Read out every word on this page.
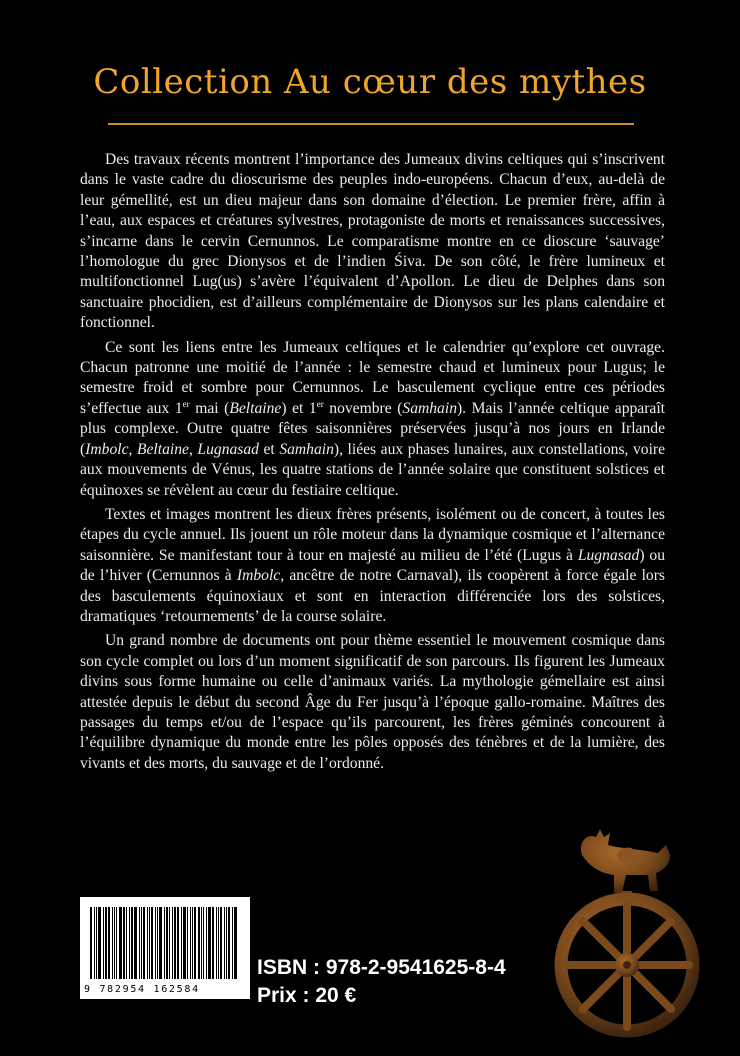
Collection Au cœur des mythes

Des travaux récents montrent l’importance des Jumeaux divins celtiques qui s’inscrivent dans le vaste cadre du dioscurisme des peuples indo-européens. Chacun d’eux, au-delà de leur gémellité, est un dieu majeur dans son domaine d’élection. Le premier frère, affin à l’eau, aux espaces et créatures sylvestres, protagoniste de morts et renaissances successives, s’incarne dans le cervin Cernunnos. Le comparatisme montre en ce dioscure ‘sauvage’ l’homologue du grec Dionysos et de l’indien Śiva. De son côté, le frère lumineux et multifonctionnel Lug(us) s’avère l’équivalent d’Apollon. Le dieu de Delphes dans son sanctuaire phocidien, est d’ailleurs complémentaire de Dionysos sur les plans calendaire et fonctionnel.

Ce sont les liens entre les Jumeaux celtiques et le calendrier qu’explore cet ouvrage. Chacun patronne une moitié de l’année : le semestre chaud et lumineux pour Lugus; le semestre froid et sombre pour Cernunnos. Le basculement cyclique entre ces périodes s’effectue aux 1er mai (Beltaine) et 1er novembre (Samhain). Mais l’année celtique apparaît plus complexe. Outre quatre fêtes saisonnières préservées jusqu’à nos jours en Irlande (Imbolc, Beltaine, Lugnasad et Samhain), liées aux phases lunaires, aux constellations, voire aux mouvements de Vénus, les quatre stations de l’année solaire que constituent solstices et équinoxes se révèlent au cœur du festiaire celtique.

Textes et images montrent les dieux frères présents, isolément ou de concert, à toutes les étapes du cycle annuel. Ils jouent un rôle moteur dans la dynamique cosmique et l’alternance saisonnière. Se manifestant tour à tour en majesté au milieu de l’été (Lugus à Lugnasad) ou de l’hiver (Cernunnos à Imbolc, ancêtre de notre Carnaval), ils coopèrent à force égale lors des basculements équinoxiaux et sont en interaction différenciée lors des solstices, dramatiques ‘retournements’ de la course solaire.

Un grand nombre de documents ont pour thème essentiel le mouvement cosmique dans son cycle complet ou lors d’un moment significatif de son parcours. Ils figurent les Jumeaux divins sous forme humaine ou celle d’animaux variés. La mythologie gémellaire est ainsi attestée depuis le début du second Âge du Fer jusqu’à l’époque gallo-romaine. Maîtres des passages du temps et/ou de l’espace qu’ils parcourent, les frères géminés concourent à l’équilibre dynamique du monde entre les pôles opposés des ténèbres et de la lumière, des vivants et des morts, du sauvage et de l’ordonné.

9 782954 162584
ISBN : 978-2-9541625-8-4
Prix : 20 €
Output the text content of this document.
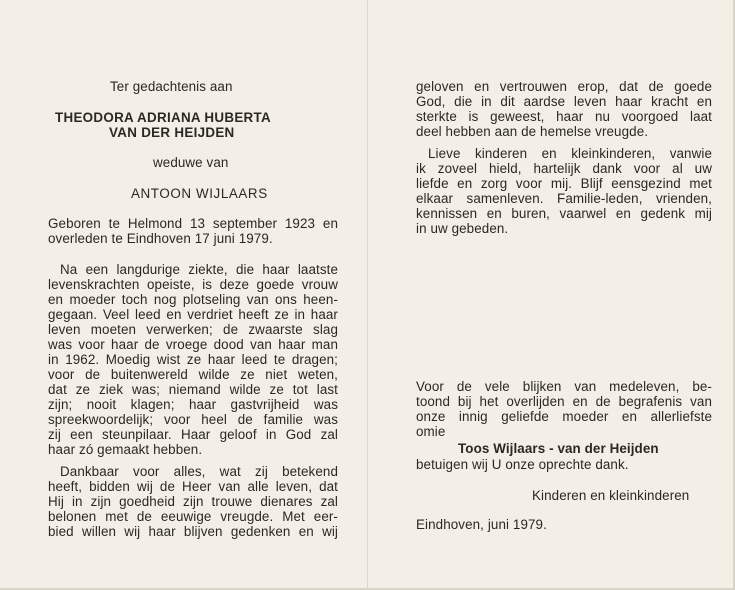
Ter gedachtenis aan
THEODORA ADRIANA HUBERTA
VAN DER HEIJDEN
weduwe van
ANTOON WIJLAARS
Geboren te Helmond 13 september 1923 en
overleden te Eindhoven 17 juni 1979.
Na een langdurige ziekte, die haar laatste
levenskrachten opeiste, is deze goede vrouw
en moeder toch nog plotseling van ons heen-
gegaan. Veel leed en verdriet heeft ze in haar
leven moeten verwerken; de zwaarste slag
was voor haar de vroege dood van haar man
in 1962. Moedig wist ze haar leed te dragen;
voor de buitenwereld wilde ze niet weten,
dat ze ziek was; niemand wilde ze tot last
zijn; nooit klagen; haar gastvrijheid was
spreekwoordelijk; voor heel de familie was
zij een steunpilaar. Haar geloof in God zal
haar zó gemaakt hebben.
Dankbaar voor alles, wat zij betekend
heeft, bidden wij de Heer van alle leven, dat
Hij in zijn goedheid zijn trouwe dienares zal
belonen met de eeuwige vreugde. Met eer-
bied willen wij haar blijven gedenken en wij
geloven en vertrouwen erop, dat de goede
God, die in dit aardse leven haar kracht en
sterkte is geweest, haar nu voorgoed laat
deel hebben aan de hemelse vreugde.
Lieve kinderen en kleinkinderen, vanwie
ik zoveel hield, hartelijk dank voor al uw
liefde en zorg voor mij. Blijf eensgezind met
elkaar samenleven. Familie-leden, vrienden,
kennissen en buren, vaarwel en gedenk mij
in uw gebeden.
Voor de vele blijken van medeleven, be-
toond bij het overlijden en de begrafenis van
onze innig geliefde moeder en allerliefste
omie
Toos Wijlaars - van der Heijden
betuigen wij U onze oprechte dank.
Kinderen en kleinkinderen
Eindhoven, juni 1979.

...

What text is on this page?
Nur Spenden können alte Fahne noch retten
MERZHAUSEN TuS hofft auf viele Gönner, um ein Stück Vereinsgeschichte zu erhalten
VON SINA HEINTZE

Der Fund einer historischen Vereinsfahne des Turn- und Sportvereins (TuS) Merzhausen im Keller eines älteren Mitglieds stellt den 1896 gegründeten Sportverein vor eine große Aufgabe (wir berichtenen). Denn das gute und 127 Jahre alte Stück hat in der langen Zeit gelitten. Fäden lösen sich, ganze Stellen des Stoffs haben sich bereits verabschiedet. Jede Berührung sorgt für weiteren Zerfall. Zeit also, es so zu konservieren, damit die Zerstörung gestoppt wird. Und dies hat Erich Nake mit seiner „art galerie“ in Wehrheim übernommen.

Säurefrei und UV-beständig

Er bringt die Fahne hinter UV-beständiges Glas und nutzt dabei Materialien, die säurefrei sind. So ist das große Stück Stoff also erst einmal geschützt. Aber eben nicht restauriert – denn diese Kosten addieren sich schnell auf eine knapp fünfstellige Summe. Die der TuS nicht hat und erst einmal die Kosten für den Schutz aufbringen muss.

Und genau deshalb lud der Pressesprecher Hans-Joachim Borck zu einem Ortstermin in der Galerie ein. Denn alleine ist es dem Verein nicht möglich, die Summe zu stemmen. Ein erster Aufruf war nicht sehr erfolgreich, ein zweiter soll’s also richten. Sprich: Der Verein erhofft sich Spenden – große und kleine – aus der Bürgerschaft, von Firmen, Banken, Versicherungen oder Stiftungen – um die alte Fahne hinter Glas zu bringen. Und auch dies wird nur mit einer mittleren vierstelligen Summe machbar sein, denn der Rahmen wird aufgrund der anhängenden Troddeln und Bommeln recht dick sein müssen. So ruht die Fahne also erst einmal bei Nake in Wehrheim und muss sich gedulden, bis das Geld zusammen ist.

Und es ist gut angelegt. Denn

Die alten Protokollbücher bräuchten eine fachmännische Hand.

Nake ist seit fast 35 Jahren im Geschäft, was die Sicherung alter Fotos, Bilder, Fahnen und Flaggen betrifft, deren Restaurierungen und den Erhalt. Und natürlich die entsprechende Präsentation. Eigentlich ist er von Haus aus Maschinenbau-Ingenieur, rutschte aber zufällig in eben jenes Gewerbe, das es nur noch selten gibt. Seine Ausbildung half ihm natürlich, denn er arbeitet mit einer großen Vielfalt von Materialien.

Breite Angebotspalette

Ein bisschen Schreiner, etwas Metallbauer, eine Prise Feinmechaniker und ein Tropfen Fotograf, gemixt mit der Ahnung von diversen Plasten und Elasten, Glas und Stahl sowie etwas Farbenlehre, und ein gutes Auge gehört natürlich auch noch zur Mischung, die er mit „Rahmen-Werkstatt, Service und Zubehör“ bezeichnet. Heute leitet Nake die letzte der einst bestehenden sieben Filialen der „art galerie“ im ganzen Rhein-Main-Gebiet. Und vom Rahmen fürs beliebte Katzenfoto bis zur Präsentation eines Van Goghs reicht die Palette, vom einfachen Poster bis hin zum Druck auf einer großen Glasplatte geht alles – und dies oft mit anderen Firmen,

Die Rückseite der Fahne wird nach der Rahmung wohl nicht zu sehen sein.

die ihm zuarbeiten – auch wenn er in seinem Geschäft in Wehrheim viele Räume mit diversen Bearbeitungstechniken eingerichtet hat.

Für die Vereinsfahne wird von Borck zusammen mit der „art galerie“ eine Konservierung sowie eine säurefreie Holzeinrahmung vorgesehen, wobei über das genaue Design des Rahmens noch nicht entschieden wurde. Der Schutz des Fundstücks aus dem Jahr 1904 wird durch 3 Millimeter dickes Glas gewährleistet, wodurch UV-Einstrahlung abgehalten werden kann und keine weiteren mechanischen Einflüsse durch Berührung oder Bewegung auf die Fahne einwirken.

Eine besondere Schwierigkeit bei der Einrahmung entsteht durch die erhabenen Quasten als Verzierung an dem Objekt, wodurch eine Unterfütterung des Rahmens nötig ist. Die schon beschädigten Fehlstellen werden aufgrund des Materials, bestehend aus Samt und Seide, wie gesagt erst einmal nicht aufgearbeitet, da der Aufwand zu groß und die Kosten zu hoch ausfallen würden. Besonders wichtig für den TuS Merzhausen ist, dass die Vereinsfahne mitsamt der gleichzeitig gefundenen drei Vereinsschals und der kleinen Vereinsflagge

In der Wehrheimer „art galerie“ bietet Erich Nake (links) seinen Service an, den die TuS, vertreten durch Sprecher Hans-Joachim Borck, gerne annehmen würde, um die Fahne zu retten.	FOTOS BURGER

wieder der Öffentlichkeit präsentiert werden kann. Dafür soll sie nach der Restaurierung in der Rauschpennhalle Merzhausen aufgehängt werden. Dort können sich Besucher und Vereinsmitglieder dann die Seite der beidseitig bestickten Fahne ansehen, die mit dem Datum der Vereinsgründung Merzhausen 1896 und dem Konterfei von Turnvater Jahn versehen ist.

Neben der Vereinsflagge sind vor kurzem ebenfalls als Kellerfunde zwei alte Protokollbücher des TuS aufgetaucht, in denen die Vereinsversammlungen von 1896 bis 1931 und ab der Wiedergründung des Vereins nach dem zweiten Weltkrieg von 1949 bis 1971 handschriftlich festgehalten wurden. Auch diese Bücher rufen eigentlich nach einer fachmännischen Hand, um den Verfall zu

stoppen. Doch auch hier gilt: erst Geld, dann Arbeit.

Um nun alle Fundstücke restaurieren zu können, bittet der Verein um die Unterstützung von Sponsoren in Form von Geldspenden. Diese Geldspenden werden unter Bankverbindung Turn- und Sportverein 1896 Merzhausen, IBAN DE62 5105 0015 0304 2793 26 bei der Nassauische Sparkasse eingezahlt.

**WHAT YOU NEED TO DO:** Gather up the lines containing the word "zijn" from these records and copy them.

**ANSWER TO THIS PROBLEM:**
zijn; nooit klagen; haar gastvrijheid was
Hij in zijn goedheid zijn trouwe dienares zal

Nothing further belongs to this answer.